SHORT PROBLEM — Of all the lines in these entries, how many contain the string "JSON"? Give only that count.
* begin *
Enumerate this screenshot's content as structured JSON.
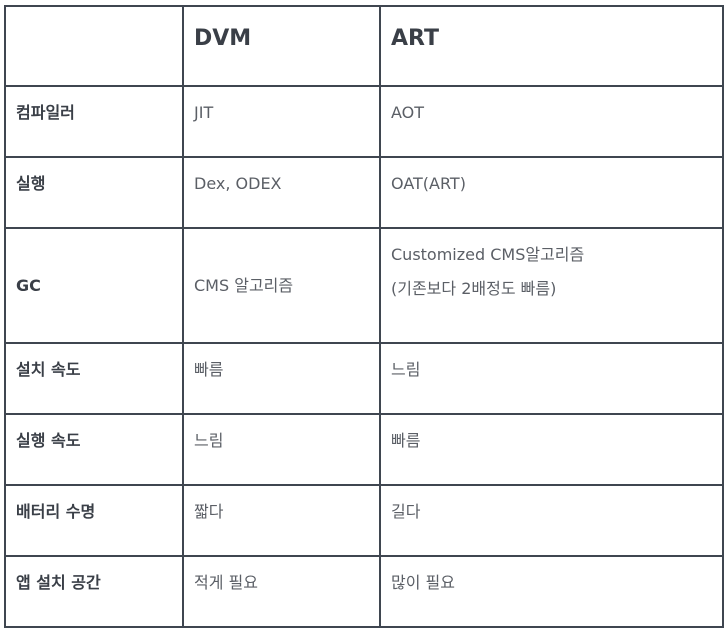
{
  "table": {
    "header": [
      "",
      "DVM",
      "ART"
    ],
    "rows": [
      {
        "label": "컴파일러",
        "dvm": [
          "JIT"
        ],
        "art": [
          "AOT"
        ]
      },
      {
        "label": "실행",
        "dvm": [
          "Dex, ODEX"
        ],
        "art": [
          "OAT(ART)"
        ]
      },
      {
        "label": "GC",
        "dvm": [
          "CMS 알고리즘"
        ],
        "art": [
          "Customized CMS알고리즘",
          "(기존보다 2배정도 빠름)"
        ]
      },
      {
        "label": "설치 속도",
        "dvm": [
          "빠름"
        ],
        "art": [
          "느림"
        ]
      },
      {
        "label": "실행 속도",
        "dvm": [
          "느림"
        ],
        "art": [
          "빠름"
        ]
      },
      {
        "label": "배터리 수명",
        "dvm": [
          "짧다"
        ],
        "art": [
          "길다"
        ]
      },
      {
        "label": "앱 설치 공간",
        "dvm": [
          "적게 필요"
        ],
        "art": [
          "많이 필요"
        ]
      }
    ]
  }
}
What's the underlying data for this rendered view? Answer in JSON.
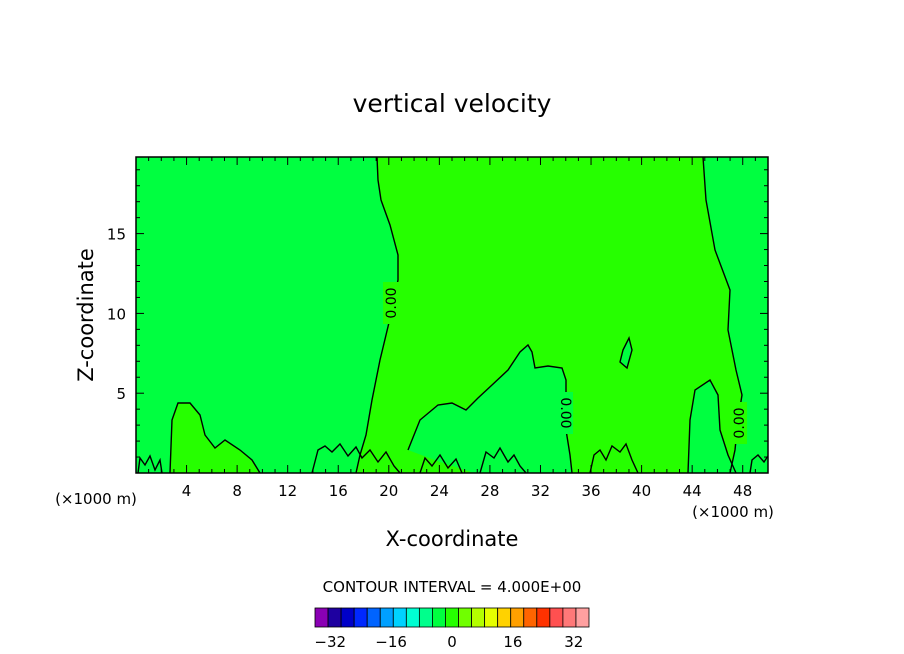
{
  "chart_data": {
    "type": "heatmap",
    "title": "vertical velocity",
    "xlabel": "X-coordinate",
    "ylabel": "Z-coordinate",
    "x_unit": "(×1000 m)",
    "x_ticks": [
      4,
      8,
      12,
      16,
      20,
      24,
      28,
      32,
      36,
      40,
      44,
      48
    ],
    "y_ticks": [
      5,
      10,
      15
    ],
    "xlim": [
      0,
      50
    ],
    "ylim": [
      0,
      19.8
    ],
    "contour_interval_label": "CONTOUR INTERVAL = 4.000E+00",
    "contour_labels": [
      "0.00",
      "0.00",
      "0.00"
    ],
    "fill_colors": {
      "negative": "#00ff40",
      "positive": "#26ff00"
    },
    "colorbar": {
      "tick_labels": [
        "−32",
        "−16",
        "0",
        "16",
        "32"
      ],
      "tick_values": [
        -32,
        -16,
        0,
        16,
        32
      ],
      "range": [
        -36,
        36
      ],
      "colors": [
        "#8a00b4",
        "#1e00a0",
        "#0000c8",
        "#0028ff",
        "#0064ff",
        "#00a0ff",
        "#00d2ff",
        "#00ffd2",
        "#00ff8c",
        "#00ff40",
        "#26ff00",
        "#70ff00",
        "#b4ff00",
        "#e6ff00",
        "#ffd200",
        "#ffa000",
        "#ff6400",
        "#ff3200",
        "#ff5050",
        "#ff7878",
        "#ffa0a0"
      ]
    }
  }
}
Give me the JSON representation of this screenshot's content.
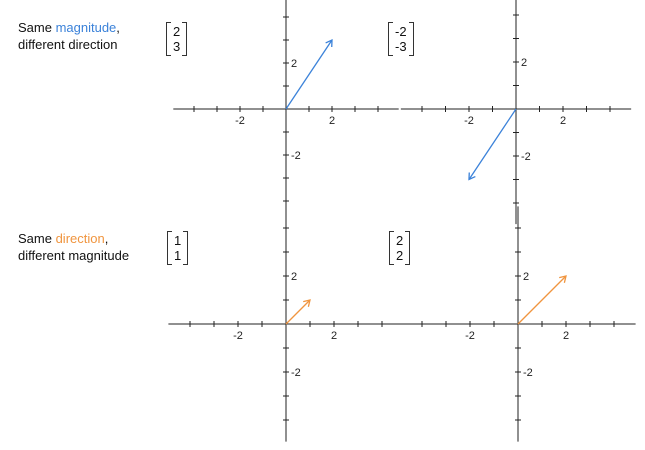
{
  "rows": [
    {
      "label_prefix": "Same ",
      "label_highlight": "magnitude",
      "label_suffix": ",",
      "label_line2": "different direction",
      "highlight_color": "#3b82d9"
    },
    {
      "label_prefix": "Same ",
      "label_highlight": "direction",
      "label_suffix": ",",
      "label_line2": "different magnitude",
      "highlight_color": "#f0953f"
    }
  ],
  "plots": [
    {
      "vector": [
        "2",
        "3"
      ],
      "x": 2,
      "y": 3,
      "color": "#3b82d9",
      "x_ticks": [
        "-2",
        "2"
      ],
      "y_ticks": [
        "2",
        "-2"
      ]
    },
    {
      "vector": [
        "-2",
        "-3"
      ],
      "x": -2,
      "y": -3,
      "color": "#3b82d9",
      "x_ticks": [
        "-2",
        "2"
      ],
      "y_ticks": [
        "2",
        "-2"
      ]
    },
    {
      "vector": [
        "1",
        "1"
      ],
      "x": 1,
      "y": 1,
      "color": "#f0953f",
      "x_ticks": [
        "-2",
        "2"
      ],
      "y_ticks": [
        "2",
        "-2"
      ]
    },
    {
      "vector": [
        "2",
        "2"
      ],
      "x": 2,
      "y": 2,
      "color": "#f0953f",
      "x_ticks": [
        "-2",
        "2"
      ],
      "y_ticks": [
        "2",
        "-2"
      ]
    }
  ]
}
* end *
SOLUTION — 3